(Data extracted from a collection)
+-------+

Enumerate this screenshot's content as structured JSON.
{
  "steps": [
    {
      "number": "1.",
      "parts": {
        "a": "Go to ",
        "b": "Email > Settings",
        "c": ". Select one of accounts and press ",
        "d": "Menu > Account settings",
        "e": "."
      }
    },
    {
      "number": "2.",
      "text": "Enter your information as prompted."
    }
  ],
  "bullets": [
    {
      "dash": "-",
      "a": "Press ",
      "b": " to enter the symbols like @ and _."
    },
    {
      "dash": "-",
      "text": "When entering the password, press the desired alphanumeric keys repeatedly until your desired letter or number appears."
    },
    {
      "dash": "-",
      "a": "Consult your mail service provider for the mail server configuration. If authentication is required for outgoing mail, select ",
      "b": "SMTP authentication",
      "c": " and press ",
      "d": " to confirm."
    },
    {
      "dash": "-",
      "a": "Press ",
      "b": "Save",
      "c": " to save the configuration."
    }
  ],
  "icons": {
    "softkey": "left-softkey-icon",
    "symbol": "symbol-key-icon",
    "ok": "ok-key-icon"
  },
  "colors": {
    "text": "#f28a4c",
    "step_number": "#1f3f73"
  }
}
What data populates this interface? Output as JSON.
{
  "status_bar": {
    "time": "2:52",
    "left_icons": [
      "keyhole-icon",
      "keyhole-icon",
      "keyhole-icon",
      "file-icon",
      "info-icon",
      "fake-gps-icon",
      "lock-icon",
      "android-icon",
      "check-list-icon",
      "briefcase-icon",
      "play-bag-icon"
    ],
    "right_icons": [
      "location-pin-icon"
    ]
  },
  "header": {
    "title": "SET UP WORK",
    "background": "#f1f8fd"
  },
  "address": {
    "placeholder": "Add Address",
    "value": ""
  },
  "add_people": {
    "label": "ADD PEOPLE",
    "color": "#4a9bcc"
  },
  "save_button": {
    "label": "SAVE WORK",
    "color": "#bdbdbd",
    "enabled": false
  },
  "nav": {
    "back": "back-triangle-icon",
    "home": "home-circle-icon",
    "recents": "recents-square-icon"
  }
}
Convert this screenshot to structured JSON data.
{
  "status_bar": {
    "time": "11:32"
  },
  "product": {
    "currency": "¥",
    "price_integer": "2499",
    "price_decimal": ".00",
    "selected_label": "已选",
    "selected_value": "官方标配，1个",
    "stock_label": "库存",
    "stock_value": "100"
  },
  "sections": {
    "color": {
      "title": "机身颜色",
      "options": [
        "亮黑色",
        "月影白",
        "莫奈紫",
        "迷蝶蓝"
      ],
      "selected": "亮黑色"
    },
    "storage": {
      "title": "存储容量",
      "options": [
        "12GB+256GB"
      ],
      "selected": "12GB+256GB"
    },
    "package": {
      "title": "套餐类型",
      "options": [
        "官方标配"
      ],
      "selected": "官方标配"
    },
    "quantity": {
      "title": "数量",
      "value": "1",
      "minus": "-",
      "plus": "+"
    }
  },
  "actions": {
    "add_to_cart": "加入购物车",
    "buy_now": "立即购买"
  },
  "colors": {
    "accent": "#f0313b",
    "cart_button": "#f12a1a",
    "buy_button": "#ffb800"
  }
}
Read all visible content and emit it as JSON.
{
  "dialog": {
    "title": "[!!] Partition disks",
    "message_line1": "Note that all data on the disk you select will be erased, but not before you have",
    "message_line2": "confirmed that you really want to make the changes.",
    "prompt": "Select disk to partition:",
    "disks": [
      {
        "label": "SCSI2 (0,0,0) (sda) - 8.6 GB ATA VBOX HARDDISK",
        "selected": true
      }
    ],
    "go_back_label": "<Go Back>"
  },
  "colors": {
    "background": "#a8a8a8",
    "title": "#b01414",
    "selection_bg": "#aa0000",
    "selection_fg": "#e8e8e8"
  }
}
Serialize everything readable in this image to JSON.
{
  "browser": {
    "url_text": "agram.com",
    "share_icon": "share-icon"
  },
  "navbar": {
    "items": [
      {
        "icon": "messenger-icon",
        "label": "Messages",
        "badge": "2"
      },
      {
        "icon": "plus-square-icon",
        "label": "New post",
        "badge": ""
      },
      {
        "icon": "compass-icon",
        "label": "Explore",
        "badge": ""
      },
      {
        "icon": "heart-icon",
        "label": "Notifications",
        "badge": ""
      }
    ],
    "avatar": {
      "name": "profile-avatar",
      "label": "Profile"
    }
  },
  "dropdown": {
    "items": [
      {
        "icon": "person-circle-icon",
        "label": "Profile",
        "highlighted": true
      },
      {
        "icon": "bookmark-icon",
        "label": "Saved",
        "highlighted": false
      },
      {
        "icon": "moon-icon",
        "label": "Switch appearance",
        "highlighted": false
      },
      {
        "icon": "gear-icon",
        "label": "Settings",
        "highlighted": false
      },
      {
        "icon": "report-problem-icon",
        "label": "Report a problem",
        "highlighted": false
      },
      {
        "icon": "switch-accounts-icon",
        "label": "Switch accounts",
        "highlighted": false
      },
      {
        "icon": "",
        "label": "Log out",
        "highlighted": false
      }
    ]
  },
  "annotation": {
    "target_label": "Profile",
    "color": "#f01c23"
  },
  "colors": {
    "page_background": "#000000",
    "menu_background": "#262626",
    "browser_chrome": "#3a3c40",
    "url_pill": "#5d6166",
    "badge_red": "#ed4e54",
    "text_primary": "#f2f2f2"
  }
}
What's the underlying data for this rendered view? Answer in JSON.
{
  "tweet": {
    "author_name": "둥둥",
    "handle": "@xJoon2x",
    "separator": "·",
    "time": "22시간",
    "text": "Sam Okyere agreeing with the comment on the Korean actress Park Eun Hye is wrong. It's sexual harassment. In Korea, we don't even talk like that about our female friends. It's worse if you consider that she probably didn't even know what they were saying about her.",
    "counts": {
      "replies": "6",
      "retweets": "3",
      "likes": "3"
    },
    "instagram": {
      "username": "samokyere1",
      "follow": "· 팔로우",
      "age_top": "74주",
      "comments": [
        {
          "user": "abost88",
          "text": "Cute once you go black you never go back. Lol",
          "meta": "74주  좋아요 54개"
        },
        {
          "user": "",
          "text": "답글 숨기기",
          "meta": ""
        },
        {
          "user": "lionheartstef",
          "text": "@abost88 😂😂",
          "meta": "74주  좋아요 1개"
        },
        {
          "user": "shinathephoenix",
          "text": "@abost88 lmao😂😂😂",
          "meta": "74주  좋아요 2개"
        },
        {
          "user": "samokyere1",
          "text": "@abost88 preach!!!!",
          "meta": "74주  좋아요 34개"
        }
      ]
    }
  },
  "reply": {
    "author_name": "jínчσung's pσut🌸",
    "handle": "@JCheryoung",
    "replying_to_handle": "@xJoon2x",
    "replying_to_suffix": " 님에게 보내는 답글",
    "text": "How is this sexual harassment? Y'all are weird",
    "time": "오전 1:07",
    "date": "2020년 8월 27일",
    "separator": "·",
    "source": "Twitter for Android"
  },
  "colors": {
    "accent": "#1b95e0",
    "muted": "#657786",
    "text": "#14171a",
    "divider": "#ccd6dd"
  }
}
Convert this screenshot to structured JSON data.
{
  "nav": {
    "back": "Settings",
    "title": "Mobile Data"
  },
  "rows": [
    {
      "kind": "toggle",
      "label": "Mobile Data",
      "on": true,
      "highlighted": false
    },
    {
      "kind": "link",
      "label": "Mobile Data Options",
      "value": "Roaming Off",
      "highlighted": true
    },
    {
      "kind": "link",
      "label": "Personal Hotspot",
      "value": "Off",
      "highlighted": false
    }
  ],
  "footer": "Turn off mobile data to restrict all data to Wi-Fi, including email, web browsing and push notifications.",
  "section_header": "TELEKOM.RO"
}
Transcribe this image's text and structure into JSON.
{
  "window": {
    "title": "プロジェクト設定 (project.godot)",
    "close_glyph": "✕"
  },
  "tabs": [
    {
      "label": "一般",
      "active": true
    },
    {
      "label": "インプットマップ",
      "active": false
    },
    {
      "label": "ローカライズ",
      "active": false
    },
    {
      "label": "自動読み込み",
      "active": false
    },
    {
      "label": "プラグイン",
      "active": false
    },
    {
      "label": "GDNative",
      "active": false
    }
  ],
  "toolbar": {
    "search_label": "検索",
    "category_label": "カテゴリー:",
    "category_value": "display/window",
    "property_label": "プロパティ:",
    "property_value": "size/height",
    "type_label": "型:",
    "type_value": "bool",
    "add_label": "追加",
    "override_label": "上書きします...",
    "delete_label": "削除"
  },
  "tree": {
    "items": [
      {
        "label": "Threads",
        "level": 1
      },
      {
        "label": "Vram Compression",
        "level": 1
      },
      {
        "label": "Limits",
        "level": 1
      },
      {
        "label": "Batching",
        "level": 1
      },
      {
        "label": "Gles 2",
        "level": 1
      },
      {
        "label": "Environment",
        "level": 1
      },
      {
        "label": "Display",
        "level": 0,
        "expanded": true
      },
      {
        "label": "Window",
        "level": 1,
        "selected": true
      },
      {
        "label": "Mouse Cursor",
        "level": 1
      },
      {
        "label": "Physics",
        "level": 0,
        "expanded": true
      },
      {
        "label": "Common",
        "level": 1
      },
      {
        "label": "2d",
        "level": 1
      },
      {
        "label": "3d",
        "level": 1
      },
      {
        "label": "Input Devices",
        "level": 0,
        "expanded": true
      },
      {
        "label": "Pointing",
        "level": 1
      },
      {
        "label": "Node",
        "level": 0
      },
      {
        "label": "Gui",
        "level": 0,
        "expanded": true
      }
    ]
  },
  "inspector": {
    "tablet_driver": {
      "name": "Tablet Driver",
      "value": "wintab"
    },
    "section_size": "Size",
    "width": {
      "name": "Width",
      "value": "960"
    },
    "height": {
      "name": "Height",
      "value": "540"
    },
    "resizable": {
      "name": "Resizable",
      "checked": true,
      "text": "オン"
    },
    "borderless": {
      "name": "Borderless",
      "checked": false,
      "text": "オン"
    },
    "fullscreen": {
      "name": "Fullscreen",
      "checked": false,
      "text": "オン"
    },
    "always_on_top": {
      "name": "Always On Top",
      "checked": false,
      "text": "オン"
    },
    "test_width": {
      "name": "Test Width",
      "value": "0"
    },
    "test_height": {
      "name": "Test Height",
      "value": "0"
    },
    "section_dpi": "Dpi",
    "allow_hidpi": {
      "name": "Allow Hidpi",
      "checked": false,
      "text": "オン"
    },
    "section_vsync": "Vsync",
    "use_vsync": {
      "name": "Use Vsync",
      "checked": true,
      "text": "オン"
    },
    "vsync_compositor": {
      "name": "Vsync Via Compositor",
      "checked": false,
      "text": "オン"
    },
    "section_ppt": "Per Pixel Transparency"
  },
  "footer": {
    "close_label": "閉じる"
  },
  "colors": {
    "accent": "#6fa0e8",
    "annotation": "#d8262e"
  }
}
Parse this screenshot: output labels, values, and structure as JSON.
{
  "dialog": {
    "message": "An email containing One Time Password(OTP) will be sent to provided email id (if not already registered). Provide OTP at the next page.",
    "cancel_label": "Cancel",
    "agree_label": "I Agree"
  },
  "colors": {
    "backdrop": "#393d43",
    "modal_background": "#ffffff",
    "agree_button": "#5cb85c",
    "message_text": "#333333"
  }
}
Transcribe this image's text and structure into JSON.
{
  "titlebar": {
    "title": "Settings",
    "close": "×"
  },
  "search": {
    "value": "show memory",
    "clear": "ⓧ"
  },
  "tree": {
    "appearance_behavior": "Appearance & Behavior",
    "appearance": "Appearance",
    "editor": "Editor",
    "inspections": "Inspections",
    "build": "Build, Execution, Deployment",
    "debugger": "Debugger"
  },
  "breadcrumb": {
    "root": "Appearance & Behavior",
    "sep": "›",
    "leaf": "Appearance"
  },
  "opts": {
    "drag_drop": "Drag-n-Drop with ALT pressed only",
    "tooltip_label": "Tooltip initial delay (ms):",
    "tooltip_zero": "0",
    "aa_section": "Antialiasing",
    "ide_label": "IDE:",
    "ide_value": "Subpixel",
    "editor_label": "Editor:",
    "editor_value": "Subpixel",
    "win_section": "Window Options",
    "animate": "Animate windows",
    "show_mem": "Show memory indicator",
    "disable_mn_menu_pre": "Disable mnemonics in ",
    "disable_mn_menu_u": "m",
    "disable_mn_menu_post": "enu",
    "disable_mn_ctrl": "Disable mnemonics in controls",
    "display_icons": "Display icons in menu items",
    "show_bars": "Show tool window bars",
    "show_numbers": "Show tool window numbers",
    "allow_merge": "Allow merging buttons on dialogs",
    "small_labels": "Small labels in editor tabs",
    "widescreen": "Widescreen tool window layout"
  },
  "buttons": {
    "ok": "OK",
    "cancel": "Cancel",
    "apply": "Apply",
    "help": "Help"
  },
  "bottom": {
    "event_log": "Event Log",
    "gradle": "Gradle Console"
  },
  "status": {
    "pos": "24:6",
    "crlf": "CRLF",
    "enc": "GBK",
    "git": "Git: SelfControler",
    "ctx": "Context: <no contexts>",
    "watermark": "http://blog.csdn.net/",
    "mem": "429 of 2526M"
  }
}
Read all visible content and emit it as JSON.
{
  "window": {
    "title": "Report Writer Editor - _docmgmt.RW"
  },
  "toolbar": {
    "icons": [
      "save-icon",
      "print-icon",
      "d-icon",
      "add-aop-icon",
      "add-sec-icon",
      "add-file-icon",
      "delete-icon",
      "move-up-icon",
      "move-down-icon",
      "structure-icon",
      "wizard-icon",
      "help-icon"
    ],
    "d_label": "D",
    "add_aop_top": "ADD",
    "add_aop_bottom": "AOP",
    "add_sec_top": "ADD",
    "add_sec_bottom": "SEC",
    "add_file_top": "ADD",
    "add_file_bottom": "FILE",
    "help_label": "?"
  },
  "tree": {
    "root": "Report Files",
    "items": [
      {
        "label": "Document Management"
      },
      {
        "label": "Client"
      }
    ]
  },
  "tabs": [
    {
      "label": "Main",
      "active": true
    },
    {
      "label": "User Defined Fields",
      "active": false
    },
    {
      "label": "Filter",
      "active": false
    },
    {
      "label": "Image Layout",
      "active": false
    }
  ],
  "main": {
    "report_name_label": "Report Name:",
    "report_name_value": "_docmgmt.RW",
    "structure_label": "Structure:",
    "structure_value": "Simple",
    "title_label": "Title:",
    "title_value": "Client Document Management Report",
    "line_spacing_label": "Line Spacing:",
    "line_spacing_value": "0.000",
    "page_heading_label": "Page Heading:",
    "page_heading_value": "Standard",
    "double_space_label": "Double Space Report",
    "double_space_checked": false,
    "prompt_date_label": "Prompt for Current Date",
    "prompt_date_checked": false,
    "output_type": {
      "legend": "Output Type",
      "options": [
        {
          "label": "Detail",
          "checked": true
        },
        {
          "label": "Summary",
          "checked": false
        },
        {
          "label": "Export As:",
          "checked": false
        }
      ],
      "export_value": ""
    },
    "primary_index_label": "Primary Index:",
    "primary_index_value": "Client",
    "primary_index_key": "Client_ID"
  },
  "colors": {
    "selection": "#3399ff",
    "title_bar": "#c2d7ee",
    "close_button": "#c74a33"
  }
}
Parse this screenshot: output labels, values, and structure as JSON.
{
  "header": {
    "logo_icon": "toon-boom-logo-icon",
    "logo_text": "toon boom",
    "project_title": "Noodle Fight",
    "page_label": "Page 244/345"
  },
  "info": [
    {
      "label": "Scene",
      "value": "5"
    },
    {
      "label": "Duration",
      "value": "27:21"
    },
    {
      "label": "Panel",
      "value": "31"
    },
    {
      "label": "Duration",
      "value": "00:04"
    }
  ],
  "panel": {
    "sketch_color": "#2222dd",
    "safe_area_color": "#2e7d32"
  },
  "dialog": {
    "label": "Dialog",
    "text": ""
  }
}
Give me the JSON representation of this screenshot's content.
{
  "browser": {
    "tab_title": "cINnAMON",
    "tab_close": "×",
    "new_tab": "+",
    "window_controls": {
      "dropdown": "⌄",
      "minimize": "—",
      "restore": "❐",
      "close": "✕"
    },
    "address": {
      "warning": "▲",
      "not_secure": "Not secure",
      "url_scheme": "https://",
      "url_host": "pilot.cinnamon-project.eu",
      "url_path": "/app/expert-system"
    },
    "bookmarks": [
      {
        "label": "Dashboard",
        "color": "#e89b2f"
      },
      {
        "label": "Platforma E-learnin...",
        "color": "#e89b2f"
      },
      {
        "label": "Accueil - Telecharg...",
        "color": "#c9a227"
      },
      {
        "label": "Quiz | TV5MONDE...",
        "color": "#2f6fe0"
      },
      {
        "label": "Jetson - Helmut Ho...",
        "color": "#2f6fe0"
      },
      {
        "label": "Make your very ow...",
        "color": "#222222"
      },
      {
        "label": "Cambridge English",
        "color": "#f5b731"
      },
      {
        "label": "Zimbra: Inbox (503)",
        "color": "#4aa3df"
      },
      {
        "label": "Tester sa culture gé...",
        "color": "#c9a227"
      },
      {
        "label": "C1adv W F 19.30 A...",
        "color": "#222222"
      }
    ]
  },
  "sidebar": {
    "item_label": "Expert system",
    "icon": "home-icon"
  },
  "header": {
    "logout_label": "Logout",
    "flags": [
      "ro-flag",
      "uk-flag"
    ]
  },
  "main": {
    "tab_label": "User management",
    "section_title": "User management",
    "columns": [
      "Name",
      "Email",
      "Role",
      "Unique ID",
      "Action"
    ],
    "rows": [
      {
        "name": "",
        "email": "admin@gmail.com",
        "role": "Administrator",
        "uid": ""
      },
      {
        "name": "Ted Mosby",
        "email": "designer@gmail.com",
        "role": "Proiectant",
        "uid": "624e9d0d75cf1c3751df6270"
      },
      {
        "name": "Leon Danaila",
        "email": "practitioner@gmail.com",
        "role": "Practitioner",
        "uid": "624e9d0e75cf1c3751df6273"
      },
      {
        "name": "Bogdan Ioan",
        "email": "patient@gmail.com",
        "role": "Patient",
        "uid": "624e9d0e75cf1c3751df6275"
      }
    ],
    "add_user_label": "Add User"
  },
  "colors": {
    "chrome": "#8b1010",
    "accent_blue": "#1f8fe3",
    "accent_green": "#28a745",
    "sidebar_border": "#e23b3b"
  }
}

+-------+

The exercise: Which lines above contain "root"? Show each of them.

Completed task:
    "root": "Appearance & Behavior",
    "root": "Report Files",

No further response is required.